Task to carry out => Without the pictures, can you quote each line below exactly?
╭─ Data shown
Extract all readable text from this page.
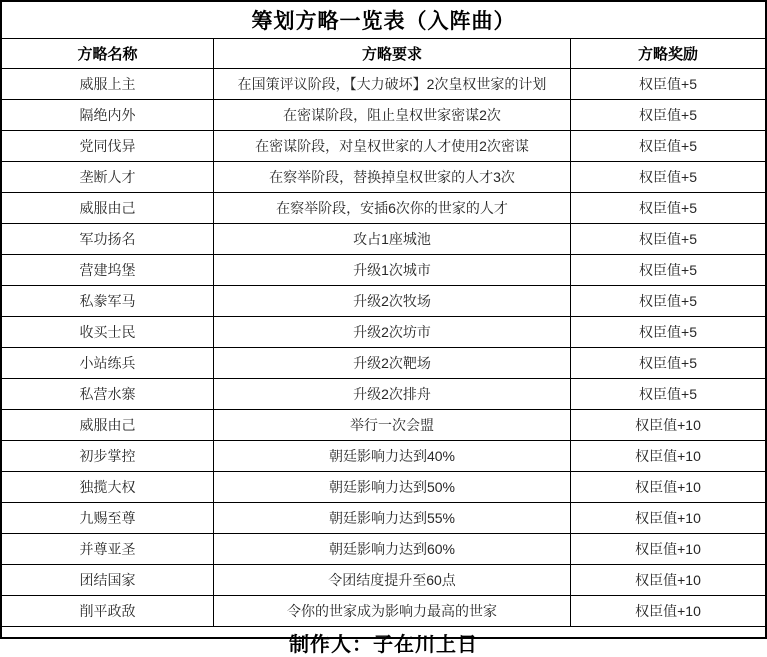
筹划方略一览表（入阵曲）
方略名称	方略要求	方略奖励
威服上主	在国策评议阶段，【大力破坏】2次皇权世家的计划	权臣值+5
隔绝内外	在密谋阶段，阻止皇权世家密谋2次	权臣值+5
党同伐异	在密谋阶段，对皇权世家的人才使用2次密谋	权臣值+5
垄断人才	在察举阶段，替换掉皇权世家的人才3次	权臣值+5
威服由己	在察举阶段，安插6次你的世家的人才	权臣值+5
军功扬名	攻占1座城池	权臣值+5
营建坞堡	升级1次城市	权臣值+5
私豢军马	升级2次牧场	权臣值+5
收买士民	升级2次坊市	权臣值+5
小站练兵	升级2次靶场	权臣值+5
私营水寨	升级2次排舟	权臣值+5
威服由己	举行一次会盟	权臣值+10
初步掌控	朝廷影响力达到40%	权臣值+10
独揽大权	朝廷影响力达到50%	权臣值+10
九赐至尊	朝廷影响力达到55%	权臣值+10
并尊亚圣	朝廷影响力达到60%	权臣值+10
团结国家	令团结度提升至60点	权臣值+10
削平政敌	令你的世家成为影响力最高的世家	权臣值+10
制作人：子在川上日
╰─
Full response =>
Extract all readable text from this page.
筹划方略一览表（入阵曲）
方略名称	方略要求	方略奖励
威服上主	在国策评议阶段，【大力破坏】2次皇权世家的计划	权臣值+5
隔绝内外	在密谋阶段，阻止皇权世家密谋2次	权臣值+5
党同伐异	在密谋阶段，对皇权世家的人才使用2次密谋	权臣值+5
垄断人才	在察举阶段，替换掉皇权世家的人才3次	权臣值+5
威服由己	在察举阶段，安插6次你的世家的人才	权臣值+5
军功扬名	攻占1座城池	权臣值+5
营建坞堡	升级1次城市	权臣值+5
私豢军马	升级2次牧场	权臣值+5
收买士民	升级2次坊市	权臣值+5
小站练兵	升级2次靶场	权臣值+5
私营水寨	升级2次排舟	权臣值+5
威服由己	举行一次会盟	权臣值+10
初步掌控	朝廷影响力达到40%	权臣值+10
独揽大权	朝廷影响力达到50%	权臣值+10
九赐至尊	朝廷影响力达到55%	权臣值+10
并尊亚圣	朝廷影响力达到60%	权臣值+10
团结国家	令团结度提升至60点	权臣值+10
削平政敌	令你的世家成为影响力最高的世家	权臣值+10
制作人：子在川上日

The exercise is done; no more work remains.